**WHAT TO WORK ON:** Find each line that has the string "Datos" and give the total, with nothing else.

## start RECORD SET

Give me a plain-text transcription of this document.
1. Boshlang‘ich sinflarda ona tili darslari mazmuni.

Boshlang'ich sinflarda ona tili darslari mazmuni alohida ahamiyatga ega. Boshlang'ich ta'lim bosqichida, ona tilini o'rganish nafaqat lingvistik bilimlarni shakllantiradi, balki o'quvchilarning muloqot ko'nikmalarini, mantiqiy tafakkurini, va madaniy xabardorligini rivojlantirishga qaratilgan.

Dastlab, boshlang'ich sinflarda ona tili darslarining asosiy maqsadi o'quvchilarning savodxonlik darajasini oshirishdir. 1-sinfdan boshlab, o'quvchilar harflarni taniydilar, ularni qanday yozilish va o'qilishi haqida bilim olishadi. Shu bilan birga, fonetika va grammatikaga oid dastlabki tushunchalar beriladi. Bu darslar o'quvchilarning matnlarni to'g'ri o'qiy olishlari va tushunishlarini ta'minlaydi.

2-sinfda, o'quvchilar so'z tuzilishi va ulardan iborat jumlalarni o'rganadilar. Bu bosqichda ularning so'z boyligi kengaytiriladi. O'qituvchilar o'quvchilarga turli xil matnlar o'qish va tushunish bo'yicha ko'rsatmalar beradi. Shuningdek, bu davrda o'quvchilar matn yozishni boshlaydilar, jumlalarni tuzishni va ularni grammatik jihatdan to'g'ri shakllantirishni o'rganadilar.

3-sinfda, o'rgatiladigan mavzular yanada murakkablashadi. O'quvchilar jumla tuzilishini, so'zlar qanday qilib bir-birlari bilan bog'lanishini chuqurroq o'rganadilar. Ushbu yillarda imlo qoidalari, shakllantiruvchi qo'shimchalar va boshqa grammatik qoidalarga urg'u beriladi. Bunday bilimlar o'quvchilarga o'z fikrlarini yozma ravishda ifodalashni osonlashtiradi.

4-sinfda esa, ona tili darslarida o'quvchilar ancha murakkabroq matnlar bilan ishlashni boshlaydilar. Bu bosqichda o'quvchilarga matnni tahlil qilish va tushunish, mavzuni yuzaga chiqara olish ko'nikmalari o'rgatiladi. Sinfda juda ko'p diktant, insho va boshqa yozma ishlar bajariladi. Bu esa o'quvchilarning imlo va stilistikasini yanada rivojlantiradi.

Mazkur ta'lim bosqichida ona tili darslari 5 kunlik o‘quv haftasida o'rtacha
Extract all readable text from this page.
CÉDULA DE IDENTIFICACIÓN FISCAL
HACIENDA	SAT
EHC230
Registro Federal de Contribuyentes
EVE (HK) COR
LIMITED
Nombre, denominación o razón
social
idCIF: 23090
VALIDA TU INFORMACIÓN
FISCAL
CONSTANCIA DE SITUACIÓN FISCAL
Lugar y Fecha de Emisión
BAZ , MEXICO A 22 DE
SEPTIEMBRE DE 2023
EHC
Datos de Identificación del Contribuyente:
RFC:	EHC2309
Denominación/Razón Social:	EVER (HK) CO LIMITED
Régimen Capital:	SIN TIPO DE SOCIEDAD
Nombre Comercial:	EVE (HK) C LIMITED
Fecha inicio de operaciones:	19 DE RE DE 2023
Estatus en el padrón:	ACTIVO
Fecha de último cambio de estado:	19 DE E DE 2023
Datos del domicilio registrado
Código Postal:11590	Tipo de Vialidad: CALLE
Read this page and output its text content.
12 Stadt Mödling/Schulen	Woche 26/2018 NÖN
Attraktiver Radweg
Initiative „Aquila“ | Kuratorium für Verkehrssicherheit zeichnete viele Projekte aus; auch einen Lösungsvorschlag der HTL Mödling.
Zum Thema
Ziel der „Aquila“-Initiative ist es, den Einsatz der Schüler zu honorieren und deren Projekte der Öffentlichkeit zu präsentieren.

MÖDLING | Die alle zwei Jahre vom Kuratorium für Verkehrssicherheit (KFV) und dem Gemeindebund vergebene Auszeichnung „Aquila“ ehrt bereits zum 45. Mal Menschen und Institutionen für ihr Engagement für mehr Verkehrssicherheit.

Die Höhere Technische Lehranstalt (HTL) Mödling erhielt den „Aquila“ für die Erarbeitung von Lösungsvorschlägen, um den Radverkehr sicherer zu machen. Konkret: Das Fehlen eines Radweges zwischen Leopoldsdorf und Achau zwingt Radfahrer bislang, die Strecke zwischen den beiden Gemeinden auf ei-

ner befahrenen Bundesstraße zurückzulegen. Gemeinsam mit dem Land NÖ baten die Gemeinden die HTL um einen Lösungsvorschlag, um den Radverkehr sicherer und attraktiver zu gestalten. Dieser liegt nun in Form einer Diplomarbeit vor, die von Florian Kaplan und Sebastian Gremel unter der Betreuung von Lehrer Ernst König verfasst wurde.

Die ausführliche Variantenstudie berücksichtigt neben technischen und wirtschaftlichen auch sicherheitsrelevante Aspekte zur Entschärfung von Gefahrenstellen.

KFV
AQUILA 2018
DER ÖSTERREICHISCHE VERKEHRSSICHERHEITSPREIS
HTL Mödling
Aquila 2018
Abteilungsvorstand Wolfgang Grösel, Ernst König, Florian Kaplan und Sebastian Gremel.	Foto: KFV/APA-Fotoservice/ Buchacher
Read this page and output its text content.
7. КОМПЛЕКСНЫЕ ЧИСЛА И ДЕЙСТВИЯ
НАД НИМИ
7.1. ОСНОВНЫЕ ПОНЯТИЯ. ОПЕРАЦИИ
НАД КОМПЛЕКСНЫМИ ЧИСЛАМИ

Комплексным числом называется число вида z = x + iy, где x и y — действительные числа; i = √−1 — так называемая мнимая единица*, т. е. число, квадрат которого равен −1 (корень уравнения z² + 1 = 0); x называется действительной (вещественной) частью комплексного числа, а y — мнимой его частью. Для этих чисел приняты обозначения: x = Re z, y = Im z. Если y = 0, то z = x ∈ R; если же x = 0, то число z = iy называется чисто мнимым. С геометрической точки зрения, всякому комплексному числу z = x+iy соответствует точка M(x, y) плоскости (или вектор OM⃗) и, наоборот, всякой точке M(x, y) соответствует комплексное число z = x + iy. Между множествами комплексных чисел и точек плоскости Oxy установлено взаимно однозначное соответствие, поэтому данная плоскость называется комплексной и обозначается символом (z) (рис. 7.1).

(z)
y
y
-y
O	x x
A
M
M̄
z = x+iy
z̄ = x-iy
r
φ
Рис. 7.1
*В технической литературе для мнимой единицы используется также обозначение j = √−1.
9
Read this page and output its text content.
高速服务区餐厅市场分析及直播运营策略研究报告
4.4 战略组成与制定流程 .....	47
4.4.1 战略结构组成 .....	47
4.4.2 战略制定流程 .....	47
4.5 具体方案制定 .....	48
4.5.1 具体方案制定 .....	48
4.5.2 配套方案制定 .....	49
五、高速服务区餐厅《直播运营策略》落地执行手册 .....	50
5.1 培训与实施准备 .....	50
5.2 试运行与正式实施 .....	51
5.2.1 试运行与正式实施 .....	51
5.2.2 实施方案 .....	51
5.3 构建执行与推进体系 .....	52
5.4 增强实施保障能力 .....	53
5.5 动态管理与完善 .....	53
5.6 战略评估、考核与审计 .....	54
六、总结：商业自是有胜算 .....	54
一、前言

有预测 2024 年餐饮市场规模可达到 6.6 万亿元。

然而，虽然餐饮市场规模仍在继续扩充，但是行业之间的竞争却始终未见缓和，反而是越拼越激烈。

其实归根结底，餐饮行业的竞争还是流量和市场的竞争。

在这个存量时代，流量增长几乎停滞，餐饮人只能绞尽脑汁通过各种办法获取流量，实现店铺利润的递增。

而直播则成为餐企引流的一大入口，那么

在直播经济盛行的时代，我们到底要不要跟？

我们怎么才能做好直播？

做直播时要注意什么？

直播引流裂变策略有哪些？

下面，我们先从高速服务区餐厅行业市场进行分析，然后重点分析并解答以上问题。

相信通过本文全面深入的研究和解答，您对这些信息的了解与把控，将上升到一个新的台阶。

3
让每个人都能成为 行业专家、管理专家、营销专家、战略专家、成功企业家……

## end RECORD SET

**OUTPUT OF THE TASK:** 2